Provided data:
--- Begin ---

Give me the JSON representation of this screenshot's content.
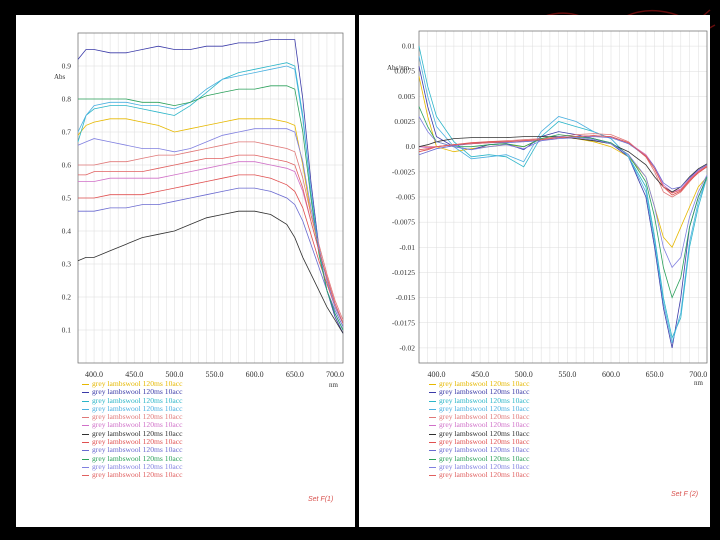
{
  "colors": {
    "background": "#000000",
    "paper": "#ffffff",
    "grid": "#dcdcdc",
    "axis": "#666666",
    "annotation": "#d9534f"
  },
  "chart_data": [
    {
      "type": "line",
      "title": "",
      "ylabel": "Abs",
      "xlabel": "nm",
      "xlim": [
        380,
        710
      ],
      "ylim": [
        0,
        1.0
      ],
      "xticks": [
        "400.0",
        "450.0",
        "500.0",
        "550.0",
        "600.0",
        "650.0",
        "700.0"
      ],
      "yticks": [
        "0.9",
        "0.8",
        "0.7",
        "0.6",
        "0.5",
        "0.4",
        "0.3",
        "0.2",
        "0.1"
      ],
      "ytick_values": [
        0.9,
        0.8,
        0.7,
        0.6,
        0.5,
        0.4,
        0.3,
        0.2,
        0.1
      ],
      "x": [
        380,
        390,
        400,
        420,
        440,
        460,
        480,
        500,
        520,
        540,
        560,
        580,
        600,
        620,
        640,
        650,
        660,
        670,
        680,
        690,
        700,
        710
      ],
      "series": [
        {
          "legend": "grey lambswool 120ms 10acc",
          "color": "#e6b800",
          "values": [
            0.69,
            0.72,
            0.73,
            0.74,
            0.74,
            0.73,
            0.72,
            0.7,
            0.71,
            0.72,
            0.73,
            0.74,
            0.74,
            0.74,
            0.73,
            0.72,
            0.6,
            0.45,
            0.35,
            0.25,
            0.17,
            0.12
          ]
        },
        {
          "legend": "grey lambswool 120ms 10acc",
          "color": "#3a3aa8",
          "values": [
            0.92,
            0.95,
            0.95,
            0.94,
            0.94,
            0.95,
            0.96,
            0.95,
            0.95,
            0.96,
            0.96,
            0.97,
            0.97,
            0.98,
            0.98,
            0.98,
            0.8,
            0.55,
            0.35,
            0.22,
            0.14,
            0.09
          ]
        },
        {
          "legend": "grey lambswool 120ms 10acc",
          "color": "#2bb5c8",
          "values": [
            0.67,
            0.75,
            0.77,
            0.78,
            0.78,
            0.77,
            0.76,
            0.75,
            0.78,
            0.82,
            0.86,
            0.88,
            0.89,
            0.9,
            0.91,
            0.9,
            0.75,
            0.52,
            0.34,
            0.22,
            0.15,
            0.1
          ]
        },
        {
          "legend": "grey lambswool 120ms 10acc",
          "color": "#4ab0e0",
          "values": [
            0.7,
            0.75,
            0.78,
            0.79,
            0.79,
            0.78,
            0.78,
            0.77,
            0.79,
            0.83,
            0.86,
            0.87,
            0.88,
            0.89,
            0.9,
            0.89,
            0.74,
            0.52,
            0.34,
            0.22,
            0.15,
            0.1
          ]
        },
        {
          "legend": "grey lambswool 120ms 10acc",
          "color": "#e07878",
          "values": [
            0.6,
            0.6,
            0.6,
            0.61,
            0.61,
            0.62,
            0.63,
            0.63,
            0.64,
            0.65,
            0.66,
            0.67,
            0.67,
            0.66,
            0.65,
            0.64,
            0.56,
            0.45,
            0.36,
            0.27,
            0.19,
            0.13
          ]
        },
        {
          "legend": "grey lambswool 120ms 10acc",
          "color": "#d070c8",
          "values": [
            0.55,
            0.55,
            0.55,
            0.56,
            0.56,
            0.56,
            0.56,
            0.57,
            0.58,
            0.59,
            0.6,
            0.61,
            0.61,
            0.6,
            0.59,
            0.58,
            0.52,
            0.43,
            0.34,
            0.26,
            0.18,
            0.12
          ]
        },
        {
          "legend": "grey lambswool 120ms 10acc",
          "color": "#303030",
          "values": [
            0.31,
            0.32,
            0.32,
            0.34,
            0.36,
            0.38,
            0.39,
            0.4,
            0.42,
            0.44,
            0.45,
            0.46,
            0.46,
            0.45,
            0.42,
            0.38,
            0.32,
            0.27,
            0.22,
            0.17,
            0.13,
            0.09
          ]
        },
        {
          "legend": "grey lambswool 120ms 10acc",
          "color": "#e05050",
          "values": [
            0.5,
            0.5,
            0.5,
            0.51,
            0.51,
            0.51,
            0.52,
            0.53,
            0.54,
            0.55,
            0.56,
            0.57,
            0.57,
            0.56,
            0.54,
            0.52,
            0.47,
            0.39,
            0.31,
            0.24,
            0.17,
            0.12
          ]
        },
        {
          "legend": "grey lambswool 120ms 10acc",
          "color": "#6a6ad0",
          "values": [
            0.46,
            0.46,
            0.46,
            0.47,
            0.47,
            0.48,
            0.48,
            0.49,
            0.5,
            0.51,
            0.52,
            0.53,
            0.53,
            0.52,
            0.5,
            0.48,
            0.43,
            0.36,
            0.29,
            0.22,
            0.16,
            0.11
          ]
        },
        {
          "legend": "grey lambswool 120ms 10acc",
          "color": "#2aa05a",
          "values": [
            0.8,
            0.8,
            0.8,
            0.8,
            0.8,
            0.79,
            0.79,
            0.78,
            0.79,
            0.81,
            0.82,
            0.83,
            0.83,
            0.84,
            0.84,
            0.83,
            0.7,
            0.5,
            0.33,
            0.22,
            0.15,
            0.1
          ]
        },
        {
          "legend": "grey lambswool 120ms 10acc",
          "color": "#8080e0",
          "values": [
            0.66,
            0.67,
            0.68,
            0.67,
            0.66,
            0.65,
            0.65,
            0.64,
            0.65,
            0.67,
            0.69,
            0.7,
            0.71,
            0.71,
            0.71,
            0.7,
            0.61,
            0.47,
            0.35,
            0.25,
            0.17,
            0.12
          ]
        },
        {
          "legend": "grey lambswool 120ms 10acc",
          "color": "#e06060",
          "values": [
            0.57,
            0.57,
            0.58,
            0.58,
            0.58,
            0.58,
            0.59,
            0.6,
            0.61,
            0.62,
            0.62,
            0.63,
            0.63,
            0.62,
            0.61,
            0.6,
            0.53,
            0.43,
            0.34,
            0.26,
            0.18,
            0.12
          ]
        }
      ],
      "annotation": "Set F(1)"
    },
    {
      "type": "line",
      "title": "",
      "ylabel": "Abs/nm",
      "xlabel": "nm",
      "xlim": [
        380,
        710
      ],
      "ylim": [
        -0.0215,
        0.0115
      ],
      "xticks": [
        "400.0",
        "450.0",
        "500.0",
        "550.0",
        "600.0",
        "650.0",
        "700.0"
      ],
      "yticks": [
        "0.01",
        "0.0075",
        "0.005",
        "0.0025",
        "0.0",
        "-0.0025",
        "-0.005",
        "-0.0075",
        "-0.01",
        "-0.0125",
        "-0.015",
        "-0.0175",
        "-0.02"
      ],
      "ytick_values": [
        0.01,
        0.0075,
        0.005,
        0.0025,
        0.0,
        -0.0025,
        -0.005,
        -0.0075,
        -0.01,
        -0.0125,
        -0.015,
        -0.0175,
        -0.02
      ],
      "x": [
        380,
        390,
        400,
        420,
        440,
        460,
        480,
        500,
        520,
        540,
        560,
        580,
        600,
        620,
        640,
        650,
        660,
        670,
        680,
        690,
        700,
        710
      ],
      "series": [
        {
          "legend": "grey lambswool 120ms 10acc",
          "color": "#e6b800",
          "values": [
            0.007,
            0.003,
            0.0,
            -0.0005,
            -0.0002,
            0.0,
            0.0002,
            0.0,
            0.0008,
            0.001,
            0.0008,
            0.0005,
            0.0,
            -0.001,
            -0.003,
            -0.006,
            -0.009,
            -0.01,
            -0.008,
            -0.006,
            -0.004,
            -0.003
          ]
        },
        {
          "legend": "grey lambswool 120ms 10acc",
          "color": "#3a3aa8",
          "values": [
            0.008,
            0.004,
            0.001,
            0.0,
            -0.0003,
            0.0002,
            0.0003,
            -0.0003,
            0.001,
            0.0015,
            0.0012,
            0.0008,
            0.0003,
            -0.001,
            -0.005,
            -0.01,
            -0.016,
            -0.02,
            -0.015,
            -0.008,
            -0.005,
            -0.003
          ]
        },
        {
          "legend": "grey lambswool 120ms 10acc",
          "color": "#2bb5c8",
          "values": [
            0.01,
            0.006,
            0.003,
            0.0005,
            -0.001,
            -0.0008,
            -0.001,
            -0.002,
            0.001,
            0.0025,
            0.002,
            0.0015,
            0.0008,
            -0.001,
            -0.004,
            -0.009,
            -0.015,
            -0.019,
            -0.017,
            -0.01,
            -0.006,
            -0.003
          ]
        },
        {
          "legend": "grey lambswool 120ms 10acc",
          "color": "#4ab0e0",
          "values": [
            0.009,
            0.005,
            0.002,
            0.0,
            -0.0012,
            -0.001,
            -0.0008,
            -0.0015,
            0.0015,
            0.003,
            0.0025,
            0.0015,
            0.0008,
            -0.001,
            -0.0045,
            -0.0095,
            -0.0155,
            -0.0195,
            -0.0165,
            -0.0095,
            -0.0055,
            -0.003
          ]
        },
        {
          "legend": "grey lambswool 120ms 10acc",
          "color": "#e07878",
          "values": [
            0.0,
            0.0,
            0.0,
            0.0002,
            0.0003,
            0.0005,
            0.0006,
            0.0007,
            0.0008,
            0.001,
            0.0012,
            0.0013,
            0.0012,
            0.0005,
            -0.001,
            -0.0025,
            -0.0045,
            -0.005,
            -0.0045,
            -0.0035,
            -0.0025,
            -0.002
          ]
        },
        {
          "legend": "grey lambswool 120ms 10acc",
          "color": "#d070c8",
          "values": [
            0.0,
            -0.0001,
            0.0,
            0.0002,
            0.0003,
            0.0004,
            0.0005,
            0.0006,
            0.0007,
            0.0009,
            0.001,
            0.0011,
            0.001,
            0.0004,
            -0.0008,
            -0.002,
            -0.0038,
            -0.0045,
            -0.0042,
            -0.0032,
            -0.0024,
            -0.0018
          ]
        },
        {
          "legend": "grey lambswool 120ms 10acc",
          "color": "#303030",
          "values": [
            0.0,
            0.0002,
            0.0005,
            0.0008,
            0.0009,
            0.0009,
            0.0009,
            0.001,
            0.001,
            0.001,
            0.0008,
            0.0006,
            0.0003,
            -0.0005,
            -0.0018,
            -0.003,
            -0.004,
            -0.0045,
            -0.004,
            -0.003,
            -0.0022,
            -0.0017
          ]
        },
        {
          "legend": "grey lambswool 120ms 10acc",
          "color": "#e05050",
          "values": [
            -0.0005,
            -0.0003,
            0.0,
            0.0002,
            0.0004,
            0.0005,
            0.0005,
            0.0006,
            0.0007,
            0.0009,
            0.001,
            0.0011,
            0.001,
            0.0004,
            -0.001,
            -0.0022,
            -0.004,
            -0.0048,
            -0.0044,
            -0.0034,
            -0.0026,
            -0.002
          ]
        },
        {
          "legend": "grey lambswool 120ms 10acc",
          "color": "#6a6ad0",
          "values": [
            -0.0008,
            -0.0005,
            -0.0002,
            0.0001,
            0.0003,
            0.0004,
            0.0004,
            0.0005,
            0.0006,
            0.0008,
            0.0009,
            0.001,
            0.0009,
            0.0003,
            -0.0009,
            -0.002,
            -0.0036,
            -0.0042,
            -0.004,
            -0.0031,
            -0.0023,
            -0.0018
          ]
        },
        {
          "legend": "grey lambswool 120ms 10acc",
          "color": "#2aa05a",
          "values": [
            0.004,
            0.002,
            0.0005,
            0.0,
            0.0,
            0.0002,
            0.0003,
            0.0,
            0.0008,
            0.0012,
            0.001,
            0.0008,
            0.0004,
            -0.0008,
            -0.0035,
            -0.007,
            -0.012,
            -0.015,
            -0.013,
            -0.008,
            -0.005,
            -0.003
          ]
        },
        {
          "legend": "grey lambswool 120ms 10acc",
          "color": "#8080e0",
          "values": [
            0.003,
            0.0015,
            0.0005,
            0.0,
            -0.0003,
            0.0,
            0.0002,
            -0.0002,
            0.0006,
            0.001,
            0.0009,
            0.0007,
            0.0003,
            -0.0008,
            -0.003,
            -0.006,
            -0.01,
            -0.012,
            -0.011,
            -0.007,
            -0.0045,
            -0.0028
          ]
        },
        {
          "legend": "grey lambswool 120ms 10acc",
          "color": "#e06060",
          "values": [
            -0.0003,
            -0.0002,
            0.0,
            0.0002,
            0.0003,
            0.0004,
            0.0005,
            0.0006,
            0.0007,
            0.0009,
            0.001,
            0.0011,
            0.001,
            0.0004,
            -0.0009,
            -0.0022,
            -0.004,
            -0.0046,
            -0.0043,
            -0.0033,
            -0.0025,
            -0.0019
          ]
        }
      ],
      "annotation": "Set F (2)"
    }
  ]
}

--- End ---
--- Begin ---

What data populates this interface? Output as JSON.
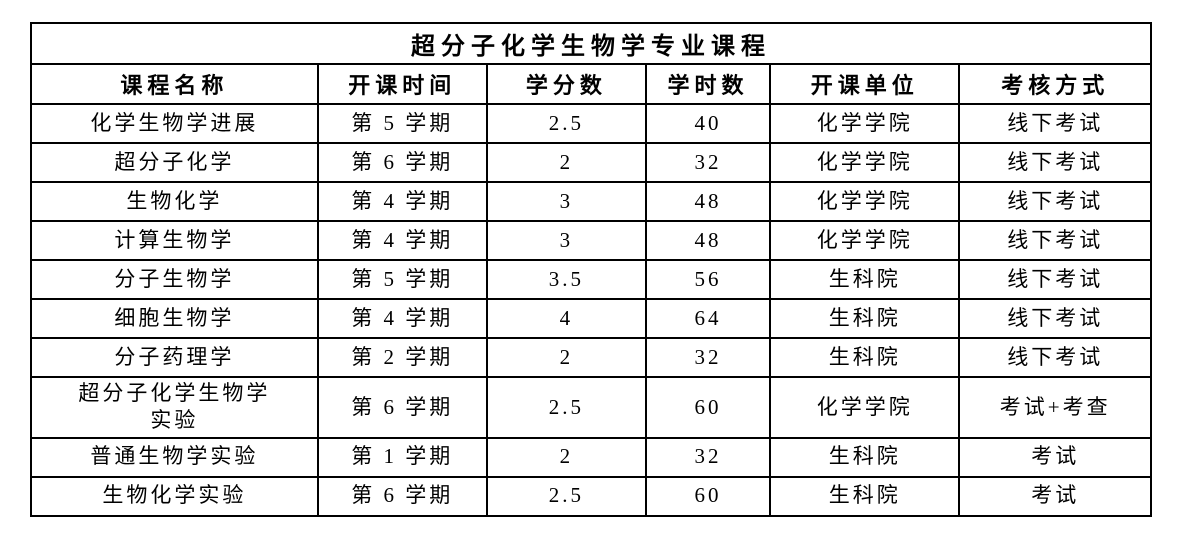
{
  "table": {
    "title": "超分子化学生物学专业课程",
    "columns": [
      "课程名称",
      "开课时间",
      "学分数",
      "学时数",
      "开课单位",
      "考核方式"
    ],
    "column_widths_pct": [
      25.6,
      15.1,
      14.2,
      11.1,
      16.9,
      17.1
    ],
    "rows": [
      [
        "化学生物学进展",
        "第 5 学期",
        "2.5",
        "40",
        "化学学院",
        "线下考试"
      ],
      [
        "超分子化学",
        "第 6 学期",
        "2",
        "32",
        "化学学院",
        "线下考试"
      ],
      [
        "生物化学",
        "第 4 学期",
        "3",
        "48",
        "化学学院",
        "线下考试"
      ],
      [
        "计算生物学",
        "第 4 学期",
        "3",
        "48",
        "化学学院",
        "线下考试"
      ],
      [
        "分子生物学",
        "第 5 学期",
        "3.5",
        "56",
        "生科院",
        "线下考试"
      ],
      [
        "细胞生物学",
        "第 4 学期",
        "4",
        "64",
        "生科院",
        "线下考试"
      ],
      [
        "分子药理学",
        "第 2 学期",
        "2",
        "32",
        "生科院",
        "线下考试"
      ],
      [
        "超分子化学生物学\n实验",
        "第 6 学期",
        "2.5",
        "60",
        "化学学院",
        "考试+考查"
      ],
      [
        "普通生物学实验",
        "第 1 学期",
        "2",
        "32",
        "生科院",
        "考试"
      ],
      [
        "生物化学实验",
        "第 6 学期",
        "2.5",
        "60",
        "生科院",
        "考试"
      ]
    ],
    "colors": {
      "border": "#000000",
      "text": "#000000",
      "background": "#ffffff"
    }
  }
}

--- End ---
--- Begin ---

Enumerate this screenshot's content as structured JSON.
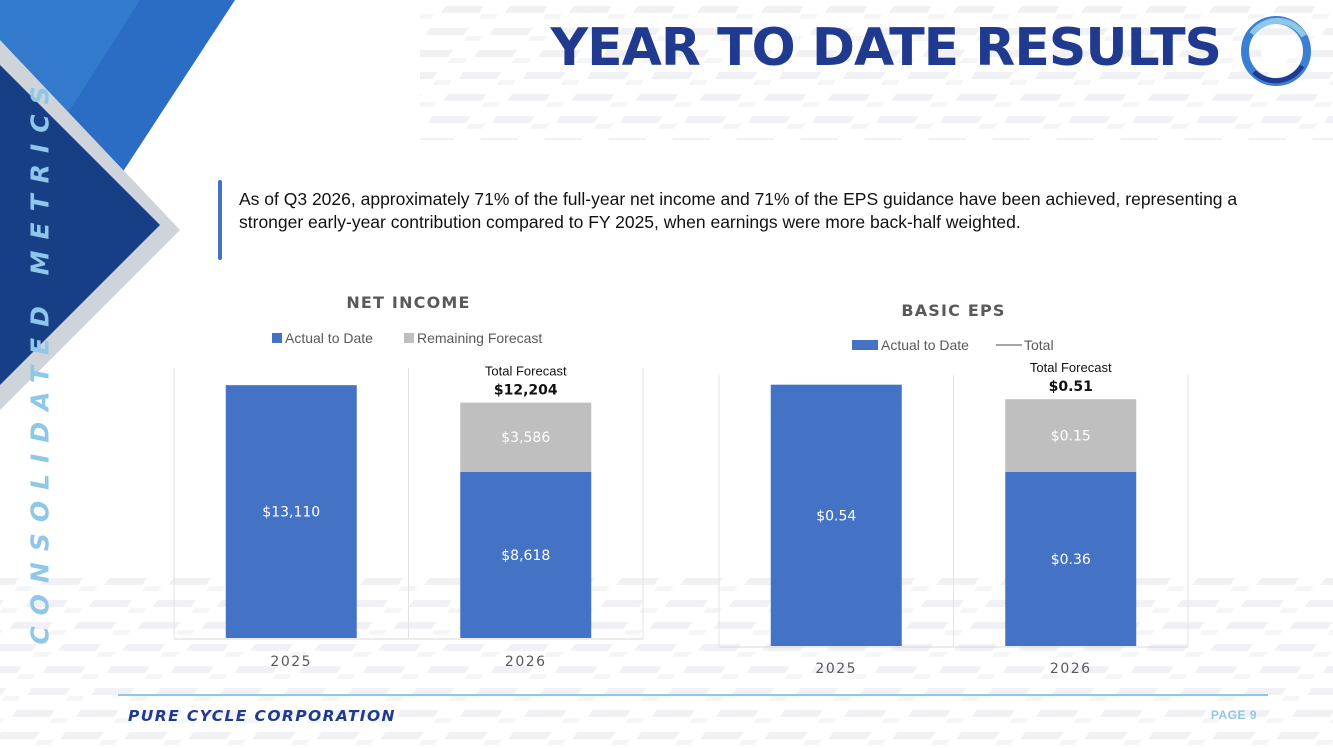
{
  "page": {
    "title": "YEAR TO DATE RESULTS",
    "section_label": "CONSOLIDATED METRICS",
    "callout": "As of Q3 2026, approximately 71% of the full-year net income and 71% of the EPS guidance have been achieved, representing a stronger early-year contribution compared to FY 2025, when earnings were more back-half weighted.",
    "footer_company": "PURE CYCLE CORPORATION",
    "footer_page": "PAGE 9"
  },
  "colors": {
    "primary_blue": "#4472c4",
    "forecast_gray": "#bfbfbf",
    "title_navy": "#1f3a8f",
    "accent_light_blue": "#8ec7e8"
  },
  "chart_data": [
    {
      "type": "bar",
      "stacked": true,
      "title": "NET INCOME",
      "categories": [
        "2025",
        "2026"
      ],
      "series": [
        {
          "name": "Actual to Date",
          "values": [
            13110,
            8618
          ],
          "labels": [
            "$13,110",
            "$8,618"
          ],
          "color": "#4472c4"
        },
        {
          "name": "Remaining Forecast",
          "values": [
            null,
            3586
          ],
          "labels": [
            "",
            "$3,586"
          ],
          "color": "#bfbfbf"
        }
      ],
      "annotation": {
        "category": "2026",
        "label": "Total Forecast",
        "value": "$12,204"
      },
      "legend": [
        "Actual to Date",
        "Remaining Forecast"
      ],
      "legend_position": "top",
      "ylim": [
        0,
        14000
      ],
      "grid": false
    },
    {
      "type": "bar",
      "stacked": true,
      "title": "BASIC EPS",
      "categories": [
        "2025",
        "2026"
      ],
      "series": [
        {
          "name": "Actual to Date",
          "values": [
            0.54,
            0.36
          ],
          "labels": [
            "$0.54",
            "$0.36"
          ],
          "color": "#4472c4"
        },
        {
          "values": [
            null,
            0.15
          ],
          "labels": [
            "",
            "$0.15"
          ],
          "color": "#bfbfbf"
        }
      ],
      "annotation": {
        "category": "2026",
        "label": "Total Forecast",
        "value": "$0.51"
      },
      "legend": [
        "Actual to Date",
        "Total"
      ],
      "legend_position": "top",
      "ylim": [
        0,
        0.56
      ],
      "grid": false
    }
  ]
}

--- End ---

Do this: Using the material above, copy every line in which the string "screenshot" occurs.

Solution for this exercise:
Give me the JSON representation of this screenshot's content.
Enumerate this screenshot's content as structured JSON.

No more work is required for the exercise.